Text under study:
In SAP Business Application Studio it's possible to rename one or several columns of a Calculation View from the Semantics node.

Renaming a Column in an Intermediate Node

It's possible to rename a column in any node of the calculation scenario.


The case of the top node is specific and is discussed later on.

Inside a calculation view node, you can rename the output columns only, and not the source columns. Before you can do this, a column must first exist in the output in the Mapping tab. Then you have two main options to rename the column:

  • From the Mappings tab:

    Select the column in the Output Columns area. Then, in the PROPERTIES area, modify the Name field.

  • From the Columns tab:

    The Name column allows you to change the name of several columns at once.

Note that the impact of renaming a column on the upper nodes of the calculation view depends on the upper mapping status.

  • If the column wasn't yet mapped in upper nodes, the new column name will be used when adding it to the output of upper nodes, up to the top node.
  • If the column was already mapped in upper nodes, renaming the column applies only locally: At the next level, the column is mapped back to a column with the original name.

Exercises to complete:
a) Answer these questions from the text on renaming columns:
(i) Inside a calculation view node, which columns can you rename?
(ii) When renaming from the Mappings tab, which field in the PROPERTIES area do you modify?
(iii) If a renamed column was already mapped in upper nodes, what happens to it at the next level?
b) The text on renaming columns follows the words "two main options to rename the column" with two bulleted options. Which tabs, areas, fields, and columns of the interface do those two options name?

Raw data:
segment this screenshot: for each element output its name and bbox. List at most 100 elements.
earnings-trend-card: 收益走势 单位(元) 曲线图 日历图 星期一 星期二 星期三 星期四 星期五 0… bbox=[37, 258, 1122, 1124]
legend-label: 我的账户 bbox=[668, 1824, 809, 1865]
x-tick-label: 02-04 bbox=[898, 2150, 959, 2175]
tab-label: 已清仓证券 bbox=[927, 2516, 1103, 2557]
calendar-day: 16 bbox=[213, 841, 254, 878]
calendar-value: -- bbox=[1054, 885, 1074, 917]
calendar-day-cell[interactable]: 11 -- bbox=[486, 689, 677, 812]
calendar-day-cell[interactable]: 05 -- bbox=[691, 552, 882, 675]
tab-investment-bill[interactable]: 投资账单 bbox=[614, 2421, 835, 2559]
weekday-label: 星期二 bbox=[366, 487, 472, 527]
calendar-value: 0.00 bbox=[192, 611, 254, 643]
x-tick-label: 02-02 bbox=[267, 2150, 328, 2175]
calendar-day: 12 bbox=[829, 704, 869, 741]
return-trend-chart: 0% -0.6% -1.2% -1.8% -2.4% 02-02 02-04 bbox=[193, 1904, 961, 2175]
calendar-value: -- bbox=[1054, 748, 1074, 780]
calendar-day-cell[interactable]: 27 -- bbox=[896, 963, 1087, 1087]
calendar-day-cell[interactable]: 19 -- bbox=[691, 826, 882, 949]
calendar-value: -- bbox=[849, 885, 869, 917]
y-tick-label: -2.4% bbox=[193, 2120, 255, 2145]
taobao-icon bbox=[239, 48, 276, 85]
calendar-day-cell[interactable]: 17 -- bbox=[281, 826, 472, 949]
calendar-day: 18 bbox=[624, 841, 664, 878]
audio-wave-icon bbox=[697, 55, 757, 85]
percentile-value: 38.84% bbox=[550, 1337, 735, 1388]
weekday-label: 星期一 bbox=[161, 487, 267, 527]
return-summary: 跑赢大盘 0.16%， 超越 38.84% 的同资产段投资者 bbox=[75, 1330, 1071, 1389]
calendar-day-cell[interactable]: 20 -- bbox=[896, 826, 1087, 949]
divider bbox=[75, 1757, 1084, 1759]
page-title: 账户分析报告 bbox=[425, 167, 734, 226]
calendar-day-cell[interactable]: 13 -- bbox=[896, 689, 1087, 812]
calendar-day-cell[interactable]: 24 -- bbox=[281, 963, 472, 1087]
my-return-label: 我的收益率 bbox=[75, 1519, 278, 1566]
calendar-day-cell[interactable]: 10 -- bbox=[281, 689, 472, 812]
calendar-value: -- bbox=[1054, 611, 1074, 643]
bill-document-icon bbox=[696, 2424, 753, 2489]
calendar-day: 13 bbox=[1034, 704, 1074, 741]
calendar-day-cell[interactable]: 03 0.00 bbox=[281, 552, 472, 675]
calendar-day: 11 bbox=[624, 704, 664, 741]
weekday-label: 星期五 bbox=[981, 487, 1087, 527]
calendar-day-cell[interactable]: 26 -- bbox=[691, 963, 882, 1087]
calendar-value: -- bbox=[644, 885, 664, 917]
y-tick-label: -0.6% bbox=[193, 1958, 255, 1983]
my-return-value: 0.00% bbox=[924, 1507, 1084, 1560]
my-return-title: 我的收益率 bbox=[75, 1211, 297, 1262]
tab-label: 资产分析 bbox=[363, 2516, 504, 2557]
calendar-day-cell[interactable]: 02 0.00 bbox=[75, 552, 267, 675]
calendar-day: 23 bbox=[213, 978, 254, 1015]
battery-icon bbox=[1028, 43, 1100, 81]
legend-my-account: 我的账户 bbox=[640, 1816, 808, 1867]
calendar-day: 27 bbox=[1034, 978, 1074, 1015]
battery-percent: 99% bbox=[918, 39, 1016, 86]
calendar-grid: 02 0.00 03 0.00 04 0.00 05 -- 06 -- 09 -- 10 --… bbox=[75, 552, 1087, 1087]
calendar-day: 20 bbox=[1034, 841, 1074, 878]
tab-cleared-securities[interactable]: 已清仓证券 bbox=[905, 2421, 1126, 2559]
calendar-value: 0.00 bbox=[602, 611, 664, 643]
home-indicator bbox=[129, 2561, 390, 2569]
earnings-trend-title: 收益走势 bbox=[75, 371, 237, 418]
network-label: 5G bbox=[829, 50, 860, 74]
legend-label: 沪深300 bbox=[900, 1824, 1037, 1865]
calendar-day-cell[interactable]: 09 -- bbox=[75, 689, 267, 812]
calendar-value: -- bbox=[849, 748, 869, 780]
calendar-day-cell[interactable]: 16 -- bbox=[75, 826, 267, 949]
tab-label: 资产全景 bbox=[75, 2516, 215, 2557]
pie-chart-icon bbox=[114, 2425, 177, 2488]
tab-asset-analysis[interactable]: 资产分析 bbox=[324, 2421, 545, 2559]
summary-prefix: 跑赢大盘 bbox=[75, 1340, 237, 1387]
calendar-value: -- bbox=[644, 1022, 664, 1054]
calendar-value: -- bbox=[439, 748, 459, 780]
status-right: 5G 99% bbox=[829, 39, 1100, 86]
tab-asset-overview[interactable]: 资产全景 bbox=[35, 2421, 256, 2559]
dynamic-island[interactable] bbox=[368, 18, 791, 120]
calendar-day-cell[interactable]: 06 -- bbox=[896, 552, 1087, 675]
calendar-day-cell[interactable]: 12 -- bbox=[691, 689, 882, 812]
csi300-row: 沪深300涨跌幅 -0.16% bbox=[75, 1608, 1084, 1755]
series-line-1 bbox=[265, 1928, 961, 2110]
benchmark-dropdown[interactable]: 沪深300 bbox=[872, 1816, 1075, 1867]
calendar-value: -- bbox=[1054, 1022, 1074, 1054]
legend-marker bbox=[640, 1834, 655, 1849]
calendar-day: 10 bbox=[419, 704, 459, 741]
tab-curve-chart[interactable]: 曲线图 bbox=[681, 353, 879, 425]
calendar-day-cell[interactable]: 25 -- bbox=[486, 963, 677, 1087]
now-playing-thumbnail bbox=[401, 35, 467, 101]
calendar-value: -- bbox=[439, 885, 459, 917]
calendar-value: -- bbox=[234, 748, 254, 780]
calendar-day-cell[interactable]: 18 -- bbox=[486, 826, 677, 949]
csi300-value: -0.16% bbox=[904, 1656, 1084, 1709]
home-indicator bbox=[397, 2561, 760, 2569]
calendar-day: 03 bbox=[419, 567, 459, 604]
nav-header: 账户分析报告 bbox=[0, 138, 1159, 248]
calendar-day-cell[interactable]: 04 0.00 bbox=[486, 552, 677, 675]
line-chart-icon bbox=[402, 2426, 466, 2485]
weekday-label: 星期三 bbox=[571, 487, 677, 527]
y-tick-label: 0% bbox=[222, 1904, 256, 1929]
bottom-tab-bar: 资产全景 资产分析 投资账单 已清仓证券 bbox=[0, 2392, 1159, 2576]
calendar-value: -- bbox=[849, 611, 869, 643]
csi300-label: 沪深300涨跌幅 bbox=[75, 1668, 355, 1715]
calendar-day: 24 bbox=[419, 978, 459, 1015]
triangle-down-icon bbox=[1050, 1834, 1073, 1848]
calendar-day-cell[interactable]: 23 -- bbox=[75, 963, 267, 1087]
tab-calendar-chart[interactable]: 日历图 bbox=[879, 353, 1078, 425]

Per-task outputs:
a)
(i) Only the output columns, not the source columns.
(ii) The Name field.
(iii) It is mapped back to a column with the original name.

b)
- Mappings tab
- Output Columns area
- PROPERTIES area
- Name field
- Columns tab
- Name column